## BEGIN

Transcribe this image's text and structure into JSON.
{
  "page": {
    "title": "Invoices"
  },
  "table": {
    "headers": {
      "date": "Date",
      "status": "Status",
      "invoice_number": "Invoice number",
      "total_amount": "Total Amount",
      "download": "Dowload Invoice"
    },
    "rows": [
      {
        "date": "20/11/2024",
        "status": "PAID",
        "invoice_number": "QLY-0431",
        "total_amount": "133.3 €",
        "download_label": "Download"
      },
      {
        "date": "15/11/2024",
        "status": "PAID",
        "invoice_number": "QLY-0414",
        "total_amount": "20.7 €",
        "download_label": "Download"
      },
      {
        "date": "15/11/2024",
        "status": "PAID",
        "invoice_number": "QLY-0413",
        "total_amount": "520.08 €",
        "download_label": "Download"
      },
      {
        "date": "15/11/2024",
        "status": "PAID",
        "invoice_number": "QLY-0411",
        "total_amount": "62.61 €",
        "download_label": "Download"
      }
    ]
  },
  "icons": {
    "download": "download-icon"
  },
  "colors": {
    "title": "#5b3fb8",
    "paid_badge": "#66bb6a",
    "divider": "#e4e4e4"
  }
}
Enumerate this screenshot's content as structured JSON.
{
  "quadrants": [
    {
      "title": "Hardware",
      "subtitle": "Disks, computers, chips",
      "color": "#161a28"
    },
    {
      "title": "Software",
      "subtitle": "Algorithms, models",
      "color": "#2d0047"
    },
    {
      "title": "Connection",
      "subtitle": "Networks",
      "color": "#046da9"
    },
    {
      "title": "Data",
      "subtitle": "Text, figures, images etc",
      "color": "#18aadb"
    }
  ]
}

## END

▸ **Exercise directions**
Each line from the one containing "Enumerate this screenshot's" to the end of the records should be echoed exactly, and no other line.

▸ **Solution to the exercise**
Enumerate this screenshot's content as structured JSON.
{
  "quadrants": [
    {
      "title": "Hardware",
      "subtitle": "Disks, computers, chips",
      "color": "#161a28"
    },
    {
      "title": "Software",
      "subtitle": "Algorithms, models",
      "color": "#2d0047"
    },
    {
      "title": "Connection",
      "subtitle": "Networks",
      "color": "#046da9"
    },
    {
      "title": "Data",
      "subtitle": "Text, figures, images etc",
      "color": "#18aadb"
    }
  ]
}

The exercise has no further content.